## Written problem
List each line of the data that holds the string "dialog".

## Records for the task
>>>
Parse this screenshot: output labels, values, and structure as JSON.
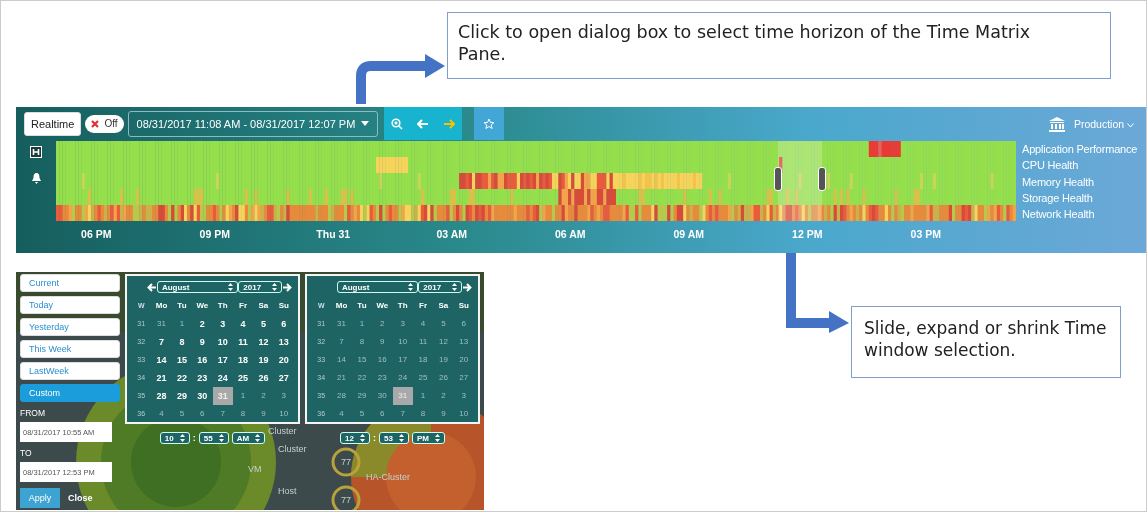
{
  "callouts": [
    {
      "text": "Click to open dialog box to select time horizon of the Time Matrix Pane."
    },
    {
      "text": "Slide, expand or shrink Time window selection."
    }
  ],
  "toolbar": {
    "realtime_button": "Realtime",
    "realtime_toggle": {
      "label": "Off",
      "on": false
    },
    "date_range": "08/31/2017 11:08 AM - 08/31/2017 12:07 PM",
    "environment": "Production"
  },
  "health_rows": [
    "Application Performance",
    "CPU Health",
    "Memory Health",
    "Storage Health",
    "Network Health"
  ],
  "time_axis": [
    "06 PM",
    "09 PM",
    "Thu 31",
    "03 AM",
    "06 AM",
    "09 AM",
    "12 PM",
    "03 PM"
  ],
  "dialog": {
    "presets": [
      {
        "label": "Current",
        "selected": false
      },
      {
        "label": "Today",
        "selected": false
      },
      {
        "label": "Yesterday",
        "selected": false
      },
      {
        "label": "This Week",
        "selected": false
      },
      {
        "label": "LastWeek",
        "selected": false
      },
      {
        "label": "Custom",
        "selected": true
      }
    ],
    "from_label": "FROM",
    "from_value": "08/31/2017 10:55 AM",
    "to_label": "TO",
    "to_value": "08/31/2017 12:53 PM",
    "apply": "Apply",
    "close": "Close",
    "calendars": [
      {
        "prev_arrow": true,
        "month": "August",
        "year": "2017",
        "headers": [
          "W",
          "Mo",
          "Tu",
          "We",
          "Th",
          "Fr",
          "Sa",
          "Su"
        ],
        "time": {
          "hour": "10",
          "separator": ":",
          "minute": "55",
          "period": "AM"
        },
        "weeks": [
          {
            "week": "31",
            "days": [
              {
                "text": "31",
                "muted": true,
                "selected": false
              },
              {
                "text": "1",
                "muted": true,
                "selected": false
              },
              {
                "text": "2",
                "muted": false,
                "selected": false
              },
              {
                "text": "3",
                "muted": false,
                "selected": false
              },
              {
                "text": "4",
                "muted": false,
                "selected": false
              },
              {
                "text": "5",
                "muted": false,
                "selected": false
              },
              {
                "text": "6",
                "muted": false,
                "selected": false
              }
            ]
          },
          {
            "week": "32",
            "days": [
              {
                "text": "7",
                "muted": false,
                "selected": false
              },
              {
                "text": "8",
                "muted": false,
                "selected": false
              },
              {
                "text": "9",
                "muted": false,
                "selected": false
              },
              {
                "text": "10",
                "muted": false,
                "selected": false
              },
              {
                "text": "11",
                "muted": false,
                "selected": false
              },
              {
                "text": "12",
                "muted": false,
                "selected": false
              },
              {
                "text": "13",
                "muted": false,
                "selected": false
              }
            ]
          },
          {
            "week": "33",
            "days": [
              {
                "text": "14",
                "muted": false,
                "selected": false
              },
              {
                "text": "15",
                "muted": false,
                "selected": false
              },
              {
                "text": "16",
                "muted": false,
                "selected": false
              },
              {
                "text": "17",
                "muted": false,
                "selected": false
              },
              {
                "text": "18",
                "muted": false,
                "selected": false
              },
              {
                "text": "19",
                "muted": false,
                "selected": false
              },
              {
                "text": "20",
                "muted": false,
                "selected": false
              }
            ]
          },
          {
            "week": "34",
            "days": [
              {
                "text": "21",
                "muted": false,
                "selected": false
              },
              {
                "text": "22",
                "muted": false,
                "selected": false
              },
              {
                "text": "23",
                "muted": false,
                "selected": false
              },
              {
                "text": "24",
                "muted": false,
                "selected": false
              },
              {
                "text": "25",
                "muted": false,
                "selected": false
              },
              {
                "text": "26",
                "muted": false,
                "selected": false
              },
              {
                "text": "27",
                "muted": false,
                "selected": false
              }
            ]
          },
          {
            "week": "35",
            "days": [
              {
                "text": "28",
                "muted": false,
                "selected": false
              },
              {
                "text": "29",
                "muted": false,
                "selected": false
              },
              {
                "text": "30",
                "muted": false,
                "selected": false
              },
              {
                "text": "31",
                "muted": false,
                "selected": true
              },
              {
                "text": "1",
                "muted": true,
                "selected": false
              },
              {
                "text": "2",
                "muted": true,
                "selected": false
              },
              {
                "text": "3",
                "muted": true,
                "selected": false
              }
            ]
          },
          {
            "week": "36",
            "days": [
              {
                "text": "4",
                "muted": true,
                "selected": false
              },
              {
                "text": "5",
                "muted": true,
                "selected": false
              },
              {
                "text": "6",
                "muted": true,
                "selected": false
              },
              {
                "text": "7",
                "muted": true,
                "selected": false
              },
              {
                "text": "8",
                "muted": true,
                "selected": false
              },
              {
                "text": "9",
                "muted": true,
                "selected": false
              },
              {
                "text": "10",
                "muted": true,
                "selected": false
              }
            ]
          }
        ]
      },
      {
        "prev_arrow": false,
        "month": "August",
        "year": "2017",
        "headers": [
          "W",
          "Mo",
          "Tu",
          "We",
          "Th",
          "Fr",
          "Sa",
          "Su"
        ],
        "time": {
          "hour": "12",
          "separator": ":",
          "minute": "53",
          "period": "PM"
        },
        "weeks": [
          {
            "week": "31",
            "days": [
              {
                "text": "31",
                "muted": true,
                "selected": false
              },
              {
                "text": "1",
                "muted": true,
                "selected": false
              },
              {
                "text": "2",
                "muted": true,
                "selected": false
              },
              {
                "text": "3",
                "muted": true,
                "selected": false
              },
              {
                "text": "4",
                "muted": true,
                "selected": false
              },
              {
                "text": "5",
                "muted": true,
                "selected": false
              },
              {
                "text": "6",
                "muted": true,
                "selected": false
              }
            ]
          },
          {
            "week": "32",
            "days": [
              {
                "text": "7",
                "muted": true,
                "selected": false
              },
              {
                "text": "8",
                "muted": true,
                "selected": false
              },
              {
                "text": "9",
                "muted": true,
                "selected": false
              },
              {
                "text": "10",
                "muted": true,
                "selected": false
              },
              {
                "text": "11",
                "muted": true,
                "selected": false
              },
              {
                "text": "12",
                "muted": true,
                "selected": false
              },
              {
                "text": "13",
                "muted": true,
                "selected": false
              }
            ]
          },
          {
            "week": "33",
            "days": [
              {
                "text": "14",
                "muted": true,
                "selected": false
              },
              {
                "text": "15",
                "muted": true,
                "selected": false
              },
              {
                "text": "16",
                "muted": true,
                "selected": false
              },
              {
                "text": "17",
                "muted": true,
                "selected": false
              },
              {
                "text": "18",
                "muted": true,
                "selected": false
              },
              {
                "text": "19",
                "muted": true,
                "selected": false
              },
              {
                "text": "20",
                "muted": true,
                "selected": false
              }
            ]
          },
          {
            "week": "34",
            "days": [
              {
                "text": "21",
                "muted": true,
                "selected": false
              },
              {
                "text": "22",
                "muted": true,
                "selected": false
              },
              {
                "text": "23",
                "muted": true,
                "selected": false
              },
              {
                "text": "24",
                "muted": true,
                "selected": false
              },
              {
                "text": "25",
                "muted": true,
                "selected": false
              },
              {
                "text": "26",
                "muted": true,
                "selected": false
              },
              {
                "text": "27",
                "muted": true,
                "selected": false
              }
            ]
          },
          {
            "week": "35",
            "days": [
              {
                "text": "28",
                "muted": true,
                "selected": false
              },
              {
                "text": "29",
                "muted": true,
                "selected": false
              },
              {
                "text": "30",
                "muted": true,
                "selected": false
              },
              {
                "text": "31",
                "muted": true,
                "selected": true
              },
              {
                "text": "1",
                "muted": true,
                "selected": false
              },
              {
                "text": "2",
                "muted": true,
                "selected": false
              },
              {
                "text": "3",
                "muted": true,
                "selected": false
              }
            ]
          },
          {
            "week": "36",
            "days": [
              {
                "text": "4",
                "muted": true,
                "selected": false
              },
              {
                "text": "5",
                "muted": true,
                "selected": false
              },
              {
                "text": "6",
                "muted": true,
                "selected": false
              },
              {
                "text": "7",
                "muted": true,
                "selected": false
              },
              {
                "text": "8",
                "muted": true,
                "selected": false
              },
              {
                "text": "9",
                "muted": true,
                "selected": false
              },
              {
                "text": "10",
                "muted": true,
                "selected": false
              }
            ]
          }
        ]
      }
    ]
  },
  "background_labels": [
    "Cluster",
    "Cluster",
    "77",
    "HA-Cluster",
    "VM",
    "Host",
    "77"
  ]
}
<<<
## Result for this task
      "text": "Click to open dialog box to select time horizon of the Time Matrix Pane."
  "dialog": {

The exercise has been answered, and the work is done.